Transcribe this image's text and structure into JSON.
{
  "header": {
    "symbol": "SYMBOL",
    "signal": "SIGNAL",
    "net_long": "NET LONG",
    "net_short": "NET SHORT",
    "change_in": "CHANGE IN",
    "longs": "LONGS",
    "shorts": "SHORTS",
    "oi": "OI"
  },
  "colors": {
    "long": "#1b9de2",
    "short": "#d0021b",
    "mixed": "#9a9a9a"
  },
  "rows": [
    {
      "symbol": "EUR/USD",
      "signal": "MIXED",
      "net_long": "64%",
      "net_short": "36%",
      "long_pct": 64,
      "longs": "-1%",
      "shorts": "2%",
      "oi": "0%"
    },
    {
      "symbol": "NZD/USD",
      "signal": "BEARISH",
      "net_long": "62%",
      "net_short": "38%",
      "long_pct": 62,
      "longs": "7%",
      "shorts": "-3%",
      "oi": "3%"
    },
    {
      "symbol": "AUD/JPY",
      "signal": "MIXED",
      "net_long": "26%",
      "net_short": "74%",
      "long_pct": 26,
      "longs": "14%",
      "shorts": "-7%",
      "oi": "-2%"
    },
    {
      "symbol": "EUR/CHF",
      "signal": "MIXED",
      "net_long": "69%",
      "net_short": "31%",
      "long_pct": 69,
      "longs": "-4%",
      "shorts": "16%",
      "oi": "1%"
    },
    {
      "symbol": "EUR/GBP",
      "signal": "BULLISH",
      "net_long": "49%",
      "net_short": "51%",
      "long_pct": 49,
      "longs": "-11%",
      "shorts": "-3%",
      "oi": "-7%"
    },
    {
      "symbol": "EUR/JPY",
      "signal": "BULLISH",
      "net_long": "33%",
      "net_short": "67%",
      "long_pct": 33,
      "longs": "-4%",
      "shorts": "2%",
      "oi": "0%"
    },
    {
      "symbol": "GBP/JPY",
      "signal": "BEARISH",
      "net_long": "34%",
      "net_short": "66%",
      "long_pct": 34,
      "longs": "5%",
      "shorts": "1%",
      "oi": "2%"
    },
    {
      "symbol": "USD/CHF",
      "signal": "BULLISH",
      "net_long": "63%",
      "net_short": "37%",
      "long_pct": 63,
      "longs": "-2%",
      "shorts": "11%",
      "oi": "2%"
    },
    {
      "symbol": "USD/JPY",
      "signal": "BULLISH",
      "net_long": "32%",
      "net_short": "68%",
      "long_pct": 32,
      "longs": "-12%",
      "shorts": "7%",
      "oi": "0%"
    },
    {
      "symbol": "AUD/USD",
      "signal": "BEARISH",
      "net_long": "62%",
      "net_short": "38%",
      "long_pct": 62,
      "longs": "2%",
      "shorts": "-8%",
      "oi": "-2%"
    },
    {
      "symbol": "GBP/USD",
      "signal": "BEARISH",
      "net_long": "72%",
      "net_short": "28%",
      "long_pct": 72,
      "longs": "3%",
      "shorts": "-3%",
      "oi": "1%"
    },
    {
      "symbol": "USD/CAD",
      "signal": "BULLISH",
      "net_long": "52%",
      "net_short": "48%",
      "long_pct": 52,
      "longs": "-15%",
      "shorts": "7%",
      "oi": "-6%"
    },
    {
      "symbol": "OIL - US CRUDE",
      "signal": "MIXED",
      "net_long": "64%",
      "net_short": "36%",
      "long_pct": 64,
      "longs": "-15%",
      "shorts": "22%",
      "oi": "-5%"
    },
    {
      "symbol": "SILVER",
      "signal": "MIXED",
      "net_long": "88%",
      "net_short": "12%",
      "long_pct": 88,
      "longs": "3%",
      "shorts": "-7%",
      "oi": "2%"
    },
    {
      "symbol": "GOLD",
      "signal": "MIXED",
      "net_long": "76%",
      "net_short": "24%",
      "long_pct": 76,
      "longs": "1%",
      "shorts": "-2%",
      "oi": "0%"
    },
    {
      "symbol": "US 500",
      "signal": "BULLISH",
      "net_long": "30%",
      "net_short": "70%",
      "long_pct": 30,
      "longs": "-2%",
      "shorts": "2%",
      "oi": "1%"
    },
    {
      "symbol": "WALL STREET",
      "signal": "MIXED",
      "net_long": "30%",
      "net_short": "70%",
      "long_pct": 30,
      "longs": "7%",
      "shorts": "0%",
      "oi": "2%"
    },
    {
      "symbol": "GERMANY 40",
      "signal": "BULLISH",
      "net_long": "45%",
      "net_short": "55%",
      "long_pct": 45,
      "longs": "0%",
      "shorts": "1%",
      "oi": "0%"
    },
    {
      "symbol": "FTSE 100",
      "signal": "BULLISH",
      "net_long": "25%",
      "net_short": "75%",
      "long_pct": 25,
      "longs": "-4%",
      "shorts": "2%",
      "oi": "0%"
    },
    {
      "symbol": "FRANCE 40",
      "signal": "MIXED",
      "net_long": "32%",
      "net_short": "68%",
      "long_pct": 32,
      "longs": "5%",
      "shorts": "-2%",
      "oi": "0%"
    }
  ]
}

□ □ □

Written problem = Nothing may be left out: return each entry exactly as it reads.

Full solution =
Transcribe this image's text and structure into JSON.
{
  "header": {
    "symbol": "SYMBOL",
    "signal": "SIGNAL",
    "net_long": "NET LONG",
    "net_short": "NET SHORT",
    "change_in": "CHANGE IN",
    "longs": "LONGS",
    "shorts": "SHORTS",
    "oi": "OI"
  },
  "colors": {
    "long": "#1b9de2",
    "short": "#d0021b",
    "mixed": "#9a9a9a"
  },
  "rows": [
    {
      "symbol": "EUR/USD",
      "signal": "MIXED",
      "net_long": "64%",
      "net_short": "36%",
      "long_pct": 64,
      "longs": "-1%",
      "shorts": "2%",
      "oi": "0%"
    },
    {
      "symbol": "NZD/USD",
      "signal": "BEARISH",
      "net_long": "62%",
      "net_short": "38%",
      "long_pct": 62,
      "longs": "7%",
      "shorts": "-3%",
      "oi": "3%"
    },
    {
      "symbol": "AUD/JPY",
      "signal": "MIXED",
      "net_long": "26%",
      "net_short": "74%",
      "long_pct": 26,
      "longs": "14%",
      "shorts": "-7%",
      "oi": "-2%"
    },
    {
      "symbol": "EUR/CHF",
      "signal": "MIXED",
      "net_long": "69%",
      "net_short": "31%",
      "long_pct": 69,
      "longs": "-4%",
      "shorts": "16%",
      "oi": "1%"
    },
    {
      "symbol": "EUR/GBP",
      "signal": "BULLISH",
      "net_long": "49%",
      "net_short": "51%",
      "long_pct": 49,
      "longs": "-11%",
      "shorts": "-3%",
      "oi": "-7%"
    },
    {
      "symbol": "EUR/JPY",
      "signal": "BULLISH",
      "net_long": "33%",
      "net_short": "67%",
      "long_pct": 33,
      "longs": "-4%",
      "shorts": "2%",
      "oi": "0%"
    },
    {
      "symbol": "GBP/JPY",
      "signal": "BEARISH",
      "net_long": "34%",
      "net_short": "66%",
      "long_pct": 34,
      "longs": "5%",
      "shorts": "1%",
      "oi": "2%"
    },
    {
      "symbol": "USD/CHF",
      "signal": "BULLISH",
      "net_long": "63%",
      "net_short": "37%",
      "long_pct": 63,
      "longs": "-2%",
      "shorts": "11%",
      "oi": "2%"
    },
    {
      "symbol": "USD/JPY",
      "signal": "BULLISH",
      "net_long": "32%",
      "net_short": "68%",
      "long_pct": 32,
      "longs": "-12%",
      "shorts": "7%",
      "oi": "0%"
    },
    {
      "symbol": "AUD/USD",
      "signal": "BEARISH",
      "net_long": "62%",
      "net_short": "38%",
      "long_pct": 62,
      "longs": "2%",
      "shorts": "-8%",
      "oi": "-2%"
    },
    {
      "symbol": "GBP/USD",
      "signal": "BEARISH",
      "net_long": "72%",
      "net_short": "28%",
      "long_pct": 72,
      "longs": "3%",
      "shorts": "-3%",
      "oi": "1%"
    },
    {
      "symbol": "USD/CAD",
      "signal": "BULLISH",
      "net_long": "52%",
      "net_short": "48%",
      "long_pct": 52,
      "longs": "-15%",
      "shorts": "7%",
      "oi": "-6%"
    },
    {
      "symbol": "OIL - US CRUDE",
      "signal": "MIXED",
      "net_long": "64%",
      "net_short": "36%",
      "long_pct": 64,
      "longs": "-15%",
      "shorts": "22%",
      "oi": "-5%"
    },
    {
      "symbol": "SILVER",
      "signal": "MIXED",
      "net_long": "88%",
      "net_short": "12%",
      "long_pct": 88,
      "longs": "3%",
      "shorts": "-7%",
      "oi": "2%"
    },
    {
      "symbol": "GOLD",
      "signal": "MIXED",
      "net_long": "76%",
      "net_short": "24%",
      "long_pct": 76,
      "longs": "1%",
      "shorts": "-2%",
      "oi": "0%"
    },
    {
      "symbol": "US 500",
      "signal": "BULLISH",
      "net_long": "30%",
      "net_short": "70%",
      "long_pct": 30,
      "longs": "-2%",
      "shorts": "2%",
      "oi": "1%"
    },
    {
      "symbol": "WALL STREET",
      "signal": "MIXED",
      "net_long": "30%",
      "net_short": "70%",
      "long_pct": 30,
      "longs": "7%",
      "shorts": "0%",
      "oi": "2%"
    },
    {
      "symbol": "GERMANY 40",
      "signal": "BULLISH",
      "net_long": "45%",
      "net_short": "55%",
      "long_pct": 45,
      "longs": "0%",
      "shorts": "1%",
      "oi": "0%"
    },
    {
      "symbol": "FTSE 100",
      "signal": "BULLISH",
      "net_long": "25%",
      "net_short": "75%",
      "long_pct": 25,
      "longs": "-4%",
      "shorts": "2%",
      "oi": "0%"
    },
    {
      "symbol": "FRANCE 40",
      "signal": "MIXED",
      "net_long": "32%",
      "net_short": "68%",
      "long_pct": 32,
      "longs": "5%",
      "shorts": "-2%",
      "oi": "0%"
    }
  ]
}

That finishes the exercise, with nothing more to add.